YOUR INSTRUCTIONS>
This exercise asks for every line of the material that includes the word "tuberculous".

----- AVAILABLE DATA -----

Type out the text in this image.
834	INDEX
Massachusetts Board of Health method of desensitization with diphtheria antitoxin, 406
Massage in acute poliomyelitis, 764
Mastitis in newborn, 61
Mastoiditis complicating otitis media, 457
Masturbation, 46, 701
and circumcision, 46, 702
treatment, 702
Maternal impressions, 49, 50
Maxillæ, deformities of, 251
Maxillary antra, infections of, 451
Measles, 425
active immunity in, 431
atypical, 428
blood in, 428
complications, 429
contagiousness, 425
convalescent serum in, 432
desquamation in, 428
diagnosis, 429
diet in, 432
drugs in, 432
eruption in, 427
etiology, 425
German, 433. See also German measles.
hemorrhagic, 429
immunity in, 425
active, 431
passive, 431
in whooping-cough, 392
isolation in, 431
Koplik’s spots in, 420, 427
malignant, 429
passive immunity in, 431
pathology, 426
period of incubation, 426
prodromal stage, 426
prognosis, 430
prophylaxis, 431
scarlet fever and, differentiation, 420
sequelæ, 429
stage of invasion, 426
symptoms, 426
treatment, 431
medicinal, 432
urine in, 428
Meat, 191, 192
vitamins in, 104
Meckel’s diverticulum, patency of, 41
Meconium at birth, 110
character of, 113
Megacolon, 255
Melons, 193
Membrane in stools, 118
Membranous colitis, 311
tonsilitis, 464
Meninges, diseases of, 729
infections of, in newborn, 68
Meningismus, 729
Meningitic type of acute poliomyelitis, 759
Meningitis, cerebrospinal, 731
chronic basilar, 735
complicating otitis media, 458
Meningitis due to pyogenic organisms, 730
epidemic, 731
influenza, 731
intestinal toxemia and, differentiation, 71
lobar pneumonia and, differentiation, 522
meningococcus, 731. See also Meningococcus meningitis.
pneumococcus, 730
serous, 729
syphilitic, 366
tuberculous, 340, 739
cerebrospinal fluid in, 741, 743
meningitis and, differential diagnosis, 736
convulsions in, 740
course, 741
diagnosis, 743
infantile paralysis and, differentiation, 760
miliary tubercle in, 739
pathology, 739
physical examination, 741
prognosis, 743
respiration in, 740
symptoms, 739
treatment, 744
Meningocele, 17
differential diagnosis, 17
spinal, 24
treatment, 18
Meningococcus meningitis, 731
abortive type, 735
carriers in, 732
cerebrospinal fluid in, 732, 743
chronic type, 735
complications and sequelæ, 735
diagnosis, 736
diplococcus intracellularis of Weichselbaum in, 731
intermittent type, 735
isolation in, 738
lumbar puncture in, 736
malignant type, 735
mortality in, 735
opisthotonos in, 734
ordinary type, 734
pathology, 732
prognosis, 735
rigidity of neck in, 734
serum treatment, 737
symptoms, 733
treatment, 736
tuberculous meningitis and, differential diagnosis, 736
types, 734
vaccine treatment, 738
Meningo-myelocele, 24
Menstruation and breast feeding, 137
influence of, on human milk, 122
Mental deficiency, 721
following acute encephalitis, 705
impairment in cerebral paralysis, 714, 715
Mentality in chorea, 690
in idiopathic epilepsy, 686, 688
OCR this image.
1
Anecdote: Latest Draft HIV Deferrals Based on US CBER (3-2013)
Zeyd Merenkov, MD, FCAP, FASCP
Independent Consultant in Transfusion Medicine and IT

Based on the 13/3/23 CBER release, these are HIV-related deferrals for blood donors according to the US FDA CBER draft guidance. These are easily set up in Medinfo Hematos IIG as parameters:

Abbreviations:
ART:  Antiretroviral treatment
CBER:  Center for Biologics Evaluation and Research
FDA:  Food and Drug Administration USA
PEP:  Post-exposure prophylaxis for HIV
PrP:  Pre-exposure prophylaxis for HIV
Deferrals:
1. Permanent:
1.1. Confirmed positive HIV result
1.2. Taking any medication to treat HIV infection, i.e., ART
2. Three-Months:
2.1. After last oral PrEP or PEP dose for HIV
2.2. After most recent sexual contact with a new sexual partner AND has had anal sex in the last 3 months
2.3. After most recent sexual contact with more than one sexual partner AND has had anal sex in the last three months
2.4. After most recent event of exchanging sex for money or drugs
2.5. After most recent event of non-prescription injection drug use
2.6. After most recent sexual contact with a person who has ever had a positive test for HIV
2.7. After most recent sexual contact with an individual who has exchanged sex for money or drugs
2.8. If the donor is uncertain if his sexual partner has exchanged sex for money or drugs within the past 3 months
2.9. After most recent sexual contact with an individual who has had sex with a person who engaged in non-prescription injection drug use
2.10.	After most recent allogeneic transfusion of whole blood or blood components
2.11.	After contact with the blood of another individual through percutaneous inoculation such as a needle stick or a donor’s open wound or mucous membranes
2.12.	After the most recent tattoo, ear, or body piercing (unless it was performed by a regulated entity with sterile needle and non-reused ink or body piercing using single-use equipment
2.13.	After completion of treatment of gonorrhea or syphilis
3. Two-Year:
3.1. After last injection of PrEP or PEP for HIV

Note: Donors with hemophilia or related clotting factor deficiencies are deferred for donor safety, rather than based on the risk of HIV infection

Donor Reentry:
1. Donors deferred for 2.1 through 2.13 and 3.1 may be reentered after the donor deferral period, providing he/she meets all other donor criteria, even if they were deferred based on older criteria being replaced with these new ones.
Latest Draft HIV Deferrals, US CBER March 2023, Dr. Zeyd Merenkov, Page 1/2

-----

ANSWER SECTION>
tuberculous, 340, 739
tuberculous meningitis and, differential diagnosis, 736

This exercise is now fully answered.